**To be done**
Take every line from the material that has the word "score" in it.
--- start ---
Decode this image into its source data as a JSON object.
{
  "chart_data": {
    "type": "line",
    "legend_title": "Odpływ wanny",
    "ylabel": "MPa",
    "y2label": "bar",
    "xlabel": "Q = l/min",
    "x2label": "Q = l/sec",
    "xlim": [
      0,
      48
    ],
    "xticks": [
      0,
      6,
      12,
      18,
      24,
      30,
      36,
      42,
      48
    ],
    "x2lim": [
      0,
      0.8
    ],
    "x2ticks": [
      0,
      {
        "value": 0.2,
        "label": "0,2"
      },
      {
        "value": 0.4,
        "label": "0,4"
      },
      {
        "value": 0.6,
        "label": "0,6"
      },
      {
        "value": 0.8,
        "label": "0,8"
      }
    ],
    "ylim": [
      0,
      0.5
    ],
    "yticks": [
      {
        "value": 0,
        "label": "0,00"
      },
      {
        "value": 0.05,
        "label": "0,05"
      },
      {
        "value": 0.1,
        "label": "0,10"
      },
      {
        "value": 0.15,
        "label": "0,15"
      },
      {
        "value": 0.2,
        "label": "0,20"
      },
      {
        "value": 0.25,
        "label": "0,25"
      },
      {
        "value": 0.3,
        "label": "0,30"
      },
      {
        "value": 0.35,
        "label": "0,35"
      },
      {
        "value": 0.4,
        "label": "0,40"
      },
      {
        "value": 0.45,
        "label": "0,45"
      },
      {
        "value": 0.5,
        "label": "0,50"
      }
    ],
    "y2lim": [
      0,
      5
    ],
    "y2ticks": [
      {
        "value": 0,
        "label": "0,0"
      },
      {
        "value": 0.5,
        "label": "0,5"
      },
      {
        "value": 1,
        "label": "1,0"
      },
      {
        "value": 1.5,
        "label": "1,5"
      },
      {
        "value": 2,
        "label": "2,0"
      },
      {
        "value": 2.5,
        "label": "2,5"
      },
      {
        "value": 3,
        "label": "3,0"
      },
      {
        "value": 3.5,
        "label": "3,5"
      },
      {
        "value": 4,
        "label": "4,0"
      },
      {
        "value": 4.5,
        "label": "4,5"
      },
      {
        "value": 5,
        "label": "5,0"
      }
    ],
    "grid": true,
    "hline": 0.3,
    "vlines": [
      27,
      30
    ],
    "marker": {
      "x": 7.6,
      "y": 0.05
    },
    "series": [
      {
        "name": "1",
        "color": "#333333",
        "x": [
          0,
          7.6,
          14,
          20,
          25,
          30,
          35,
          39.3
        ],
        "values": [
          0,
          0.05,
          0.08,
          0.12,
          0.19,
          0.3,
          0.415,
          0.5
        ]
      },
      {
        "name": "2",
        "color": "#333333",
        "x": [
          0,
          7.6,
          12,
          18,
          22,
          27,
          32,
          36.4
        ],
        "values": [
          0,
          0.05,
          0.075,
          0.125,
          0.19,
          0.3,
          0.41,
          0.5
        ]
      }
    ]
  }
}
--- end ---
--- start ---
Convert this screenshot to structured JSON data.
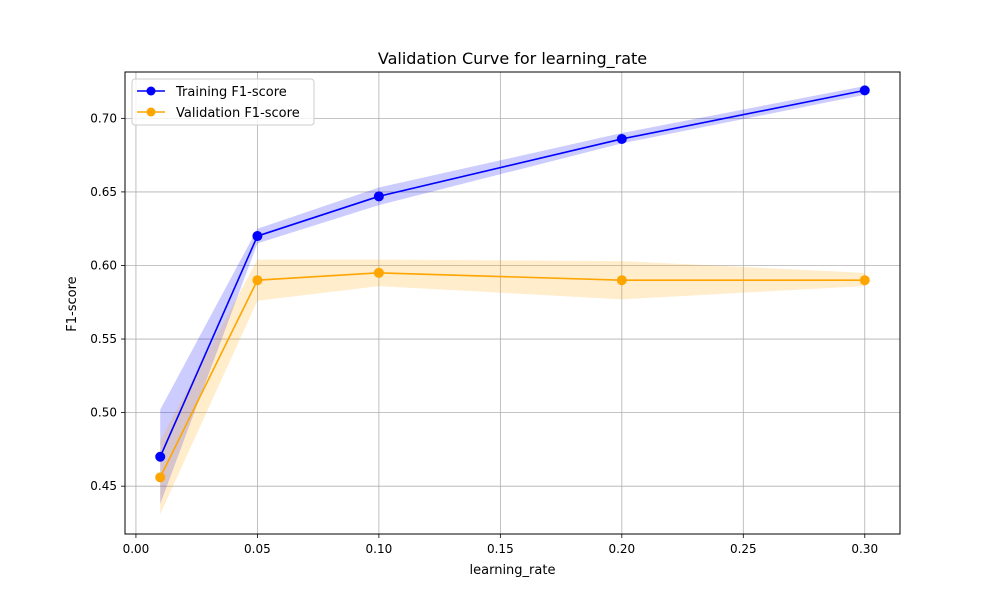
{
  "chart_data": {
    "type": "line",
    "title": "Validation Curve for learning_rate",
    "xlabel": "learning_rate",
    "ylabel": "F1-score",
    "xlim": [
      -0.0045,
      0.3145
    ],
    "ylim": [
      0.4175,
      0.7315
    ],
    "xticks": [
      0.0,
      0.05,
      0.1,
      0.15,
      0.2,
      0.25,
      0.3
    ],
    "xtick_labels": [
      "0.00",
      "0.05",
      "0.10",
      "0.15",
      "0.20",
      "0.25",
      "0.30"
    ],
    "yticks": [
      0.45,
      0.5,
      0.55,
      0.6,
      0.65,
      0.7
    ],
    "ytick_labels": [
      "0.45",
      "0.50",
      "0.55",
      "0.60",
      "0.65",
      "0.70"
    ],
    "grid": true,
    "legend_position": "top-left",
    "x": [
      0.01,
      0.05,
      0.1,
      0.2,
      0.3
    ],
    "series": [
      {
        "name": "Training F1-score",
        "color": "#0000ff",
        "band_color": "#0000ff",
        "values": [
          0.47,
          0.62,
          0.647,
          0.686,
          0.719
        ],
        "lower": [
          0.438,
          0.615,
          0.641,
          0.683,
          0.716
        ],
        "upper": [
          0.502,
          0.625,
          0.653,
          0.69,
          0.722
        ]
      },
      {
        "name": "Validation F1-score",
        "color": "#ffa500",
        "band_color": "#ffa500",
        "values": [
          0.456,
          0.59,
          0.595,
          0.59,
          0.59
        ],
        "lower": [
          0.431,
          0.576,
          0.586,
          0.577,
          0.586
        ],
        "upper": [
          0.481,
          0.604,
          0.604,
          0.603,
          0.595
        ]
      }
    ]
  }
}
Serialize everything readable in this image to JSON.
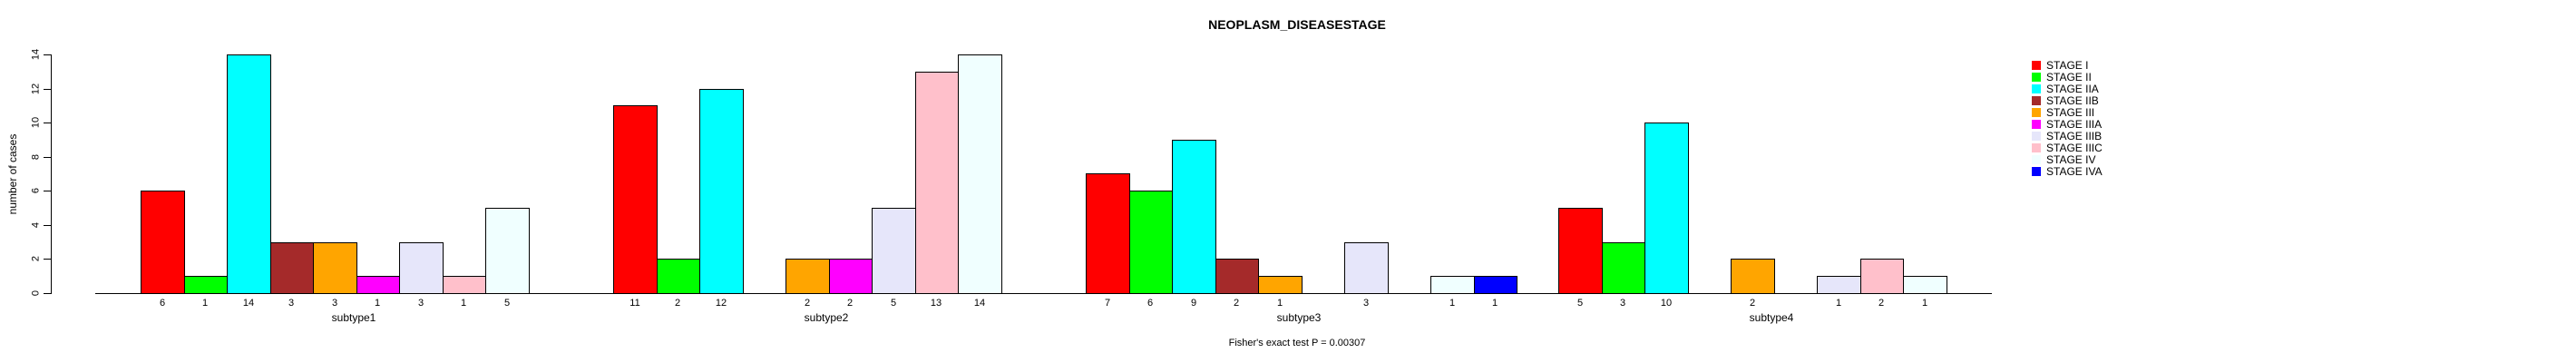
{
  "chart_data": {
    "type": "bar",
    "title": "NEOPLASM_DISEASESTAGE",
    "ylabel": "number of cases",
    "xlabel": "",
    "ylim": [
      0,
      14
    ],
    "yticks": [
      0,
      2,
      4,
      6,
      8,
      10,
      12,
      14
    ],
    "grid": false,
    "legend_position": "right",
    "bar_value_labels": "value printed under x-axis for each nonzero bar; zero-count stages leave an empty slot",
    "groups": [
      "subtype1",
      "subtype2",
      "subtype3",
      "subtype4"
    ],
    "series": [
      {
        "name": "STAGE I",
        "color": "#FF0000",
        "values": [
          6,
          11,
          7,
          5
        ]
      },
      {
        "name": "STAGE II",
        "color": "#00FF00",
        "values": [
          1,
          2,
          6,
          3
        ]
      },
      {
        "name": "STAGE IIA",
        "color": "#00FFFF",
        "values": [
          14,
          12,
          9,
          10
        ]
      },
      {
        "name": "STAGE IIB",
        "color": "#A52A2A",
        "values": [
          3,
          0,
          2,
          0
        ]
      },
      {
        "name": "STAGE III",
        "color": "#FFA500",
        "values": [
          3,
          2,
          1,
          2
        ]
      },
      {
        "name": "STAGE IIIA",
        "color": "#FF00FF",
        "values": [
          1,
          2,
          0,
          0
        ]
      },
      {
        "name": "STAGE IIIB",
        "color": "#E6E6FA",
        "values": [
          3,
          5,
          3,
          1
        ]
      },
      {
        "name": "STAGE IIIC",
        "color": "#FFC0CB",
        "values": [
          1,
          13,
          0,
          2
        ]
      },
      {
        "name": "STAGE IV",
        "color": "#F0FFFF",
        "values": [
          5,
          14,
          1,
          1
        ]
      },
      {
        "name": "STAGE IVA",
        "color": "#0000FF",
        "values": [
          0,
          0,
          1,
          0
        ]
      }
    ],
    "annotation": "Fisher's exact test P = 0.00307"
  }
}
--- end ---
**Solved problem**
    "ylabel": "F1-score",
        "name": "Training F1-score",
        "name": "Validation F1-score",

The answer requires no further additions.